---------- Raw data
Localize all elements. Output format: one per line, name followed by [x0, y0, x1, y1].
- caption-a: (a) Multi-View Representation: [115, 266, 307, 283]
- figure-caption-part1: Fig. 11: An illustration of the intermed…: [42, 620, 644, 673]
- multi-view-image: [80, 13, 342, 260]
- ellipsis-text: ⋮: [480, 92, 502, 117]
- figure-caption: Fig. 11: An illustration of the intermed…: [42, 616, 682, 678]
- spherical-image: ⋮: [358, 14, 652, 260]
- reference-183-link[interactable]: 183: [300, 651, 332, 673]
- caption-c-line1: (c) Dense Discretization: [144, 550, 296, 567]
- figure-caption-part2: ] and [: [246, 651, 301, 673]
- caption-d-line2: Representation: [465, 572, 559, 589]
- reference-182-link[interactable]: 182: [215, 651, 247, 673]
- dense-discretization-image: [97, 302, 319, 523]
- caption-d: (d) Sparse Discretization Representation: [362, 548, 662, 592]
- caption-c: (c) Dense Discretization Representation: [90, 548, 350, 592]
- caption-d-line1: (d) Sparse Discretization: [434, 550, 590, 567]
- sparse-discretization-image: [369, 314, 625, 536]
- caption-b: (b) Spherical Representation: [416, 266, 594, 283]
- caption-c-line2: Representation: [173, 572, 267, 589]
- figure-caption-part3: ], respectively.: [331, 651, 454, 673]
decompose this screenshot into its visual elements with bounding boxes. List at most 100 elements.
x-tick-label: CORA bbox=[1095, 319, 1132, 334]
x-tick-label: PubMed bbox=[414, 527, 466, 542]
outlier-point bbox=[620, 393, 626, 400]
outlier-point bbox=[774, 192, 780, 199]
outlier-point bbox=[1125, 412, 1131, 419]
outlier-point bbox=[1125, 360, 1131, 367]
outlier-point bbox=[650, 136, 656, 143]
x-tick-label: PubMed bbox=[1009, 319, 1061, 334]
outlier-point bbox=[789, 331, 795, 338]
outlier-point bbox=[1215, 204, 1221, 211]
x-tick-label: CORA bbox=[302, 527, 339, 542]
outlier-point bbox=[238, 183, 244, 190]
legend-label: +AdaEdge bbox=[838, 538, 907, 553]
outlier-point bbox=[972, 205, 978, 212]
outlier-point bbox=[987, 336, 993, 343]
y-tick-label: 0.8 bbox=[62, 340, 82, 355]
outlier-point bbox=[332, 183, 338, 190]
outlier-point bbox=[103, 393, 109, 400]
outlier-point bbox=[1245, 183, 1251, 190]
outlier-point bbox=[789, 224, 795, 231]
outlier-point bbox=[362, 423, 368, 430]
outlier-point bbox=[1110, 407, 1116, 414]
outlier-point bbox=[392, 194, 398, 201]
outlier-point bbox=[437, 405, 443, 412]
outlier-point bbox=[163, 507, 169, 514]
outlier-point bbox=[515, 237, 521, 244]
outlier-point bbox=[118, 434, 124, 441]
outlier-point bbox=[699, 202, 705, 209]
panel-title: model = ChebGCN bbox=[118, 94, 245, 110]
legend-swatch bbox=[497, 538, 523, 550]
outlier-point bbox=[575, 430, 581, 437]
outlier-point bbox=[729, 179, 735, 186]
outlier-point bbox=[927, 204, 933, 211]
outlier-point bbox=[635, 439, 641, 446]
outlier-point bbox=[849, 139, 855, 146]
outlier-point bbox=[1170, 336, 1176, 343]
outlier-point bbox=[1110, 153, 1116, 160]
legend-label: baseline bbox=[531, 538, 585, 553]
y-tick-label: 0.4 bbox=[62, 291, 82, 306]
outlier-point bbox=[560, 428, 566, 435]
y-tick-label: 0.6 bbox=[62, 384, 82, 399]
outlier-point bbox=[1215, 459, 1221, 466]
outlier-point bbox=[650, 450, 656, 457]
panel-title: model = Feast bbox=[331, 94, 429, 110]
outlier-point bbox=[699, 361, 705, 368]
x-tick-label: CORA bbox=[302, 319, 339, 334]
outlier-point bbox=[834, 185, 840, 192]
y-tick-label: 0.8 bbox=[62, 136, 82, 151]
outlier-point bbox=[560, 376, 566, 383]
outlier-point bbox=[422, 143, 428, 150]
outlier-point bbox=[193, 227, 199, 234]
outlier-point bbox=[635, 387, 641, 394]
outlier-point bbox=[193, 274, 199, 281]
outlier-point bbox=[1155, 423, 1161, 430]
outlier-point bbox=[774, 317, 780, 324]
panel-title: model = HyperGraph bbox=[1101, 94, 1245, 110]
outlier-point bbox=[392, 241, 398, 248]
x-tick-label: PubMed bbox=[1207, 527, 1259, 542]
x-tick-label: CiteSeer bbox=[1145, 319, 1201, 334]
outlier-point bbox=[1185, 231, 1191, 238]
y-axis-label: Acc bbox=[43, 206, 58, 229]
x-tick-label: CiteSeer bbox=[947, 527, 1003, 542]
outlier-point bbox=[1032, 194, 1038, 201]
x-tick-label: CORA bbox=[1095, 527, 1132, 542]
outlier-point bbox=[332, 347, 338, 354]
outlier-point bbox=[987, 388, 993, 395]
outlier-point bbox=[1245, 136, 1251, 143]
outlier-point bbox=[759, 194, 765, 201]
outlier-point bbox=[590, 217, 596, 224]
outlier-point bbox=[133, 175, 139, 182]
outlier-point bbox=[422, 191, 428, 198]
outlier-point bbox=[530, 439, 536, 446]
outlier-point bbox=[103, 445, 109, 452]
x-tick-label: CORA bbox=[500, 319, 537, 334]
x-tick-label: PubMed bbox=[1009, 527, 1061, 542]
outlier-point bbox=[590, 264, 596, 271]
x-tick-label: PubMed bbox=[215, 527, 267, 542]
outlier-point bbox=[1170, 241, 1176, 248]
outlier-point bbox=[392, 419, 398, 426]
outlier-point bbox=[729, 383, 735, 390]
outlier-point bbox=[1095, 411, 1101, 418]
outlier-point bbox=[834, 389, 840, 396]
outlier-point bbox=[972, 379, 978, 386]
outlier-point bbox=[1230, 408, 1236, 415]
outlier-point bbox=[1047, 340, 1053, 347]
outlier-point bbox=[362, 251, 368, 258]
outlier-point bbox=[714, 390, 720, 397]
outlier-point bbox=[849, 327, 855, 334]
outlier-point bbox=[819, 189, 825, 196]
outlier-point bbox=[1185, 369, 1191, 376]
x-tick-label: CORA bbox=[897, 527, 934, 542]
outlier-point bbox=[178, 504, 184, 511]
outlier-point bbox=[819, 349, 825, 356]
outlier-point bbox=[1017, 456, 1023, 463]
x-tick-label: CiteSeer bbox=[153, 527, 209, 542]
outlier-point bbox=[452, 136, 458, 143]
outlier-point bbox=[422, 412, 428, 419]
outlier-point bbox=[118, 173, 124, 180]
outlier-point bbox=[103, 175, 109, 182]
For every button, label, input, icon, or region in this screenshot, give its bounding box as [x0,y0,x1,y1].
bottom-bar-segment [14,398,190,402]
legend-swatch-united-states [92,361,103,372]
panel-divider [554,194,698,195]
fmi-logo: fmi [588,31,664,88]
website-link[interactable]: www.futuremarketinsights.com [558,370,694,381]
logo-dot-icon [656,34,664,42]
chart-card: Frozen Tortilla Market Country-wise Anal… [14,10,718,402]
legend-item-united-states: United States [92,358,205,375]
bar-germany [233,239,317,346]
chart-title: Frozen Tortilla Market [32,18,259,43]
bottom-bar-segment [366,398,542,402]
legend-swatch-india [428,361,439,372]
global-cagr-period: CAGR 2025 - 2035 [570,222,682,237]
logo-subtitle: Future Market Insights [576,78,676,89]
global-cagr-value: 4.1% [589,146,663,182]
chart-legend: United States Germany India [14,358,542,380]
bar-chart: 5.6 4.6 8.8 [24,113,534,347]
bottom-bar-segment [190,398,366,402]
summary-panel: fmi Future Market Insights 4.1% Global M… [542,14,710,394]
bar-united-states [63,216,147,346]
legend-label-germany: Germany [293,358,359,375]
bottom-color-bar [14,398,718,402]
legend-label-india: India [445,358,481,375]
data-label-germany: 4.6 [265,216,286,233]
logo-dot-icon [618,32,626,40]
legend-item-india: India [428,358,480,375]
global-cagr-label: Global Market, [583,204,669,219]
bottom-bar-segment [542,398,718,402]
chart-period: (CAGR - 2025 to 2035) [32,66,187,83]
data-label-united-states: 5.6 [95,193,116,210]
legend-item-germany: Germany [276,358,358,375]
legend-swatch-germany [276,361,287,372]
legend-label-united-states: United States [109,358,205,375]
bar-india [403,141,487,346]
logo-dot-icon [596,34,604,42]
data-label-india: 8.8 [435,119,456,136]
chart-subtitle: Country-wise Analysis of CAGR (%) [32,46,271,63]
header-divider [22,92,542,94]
--------------------
Task directions
Render everything from the start of the records down to the line containing "- ellipsis-text: ⋮: [480, 92, 502, 117]", both ends included, as a Markdown table with the columns No. and Entry. Put the row number in No. and the line in Entry, and leave out any blank lines.

Correct output
| No. | Entry |
|---|---|
| 1 | Localize all elements. Output format: one per line, name followed by [x0, y0, x1, y1]. |
| 2 | - caption-a: (a) Multi-View Representation: [115, 266, 307, 283] |
| 3 | - figure-caption-part1: Fig. 11: An illustration of the intermed…: [42, 620, 644, 673] |
| 4 | - multi-view-image: [80, 13, 342, 260] |
| 5 | - ellipsis-text: ⋮: [480, 92, 502, 117] |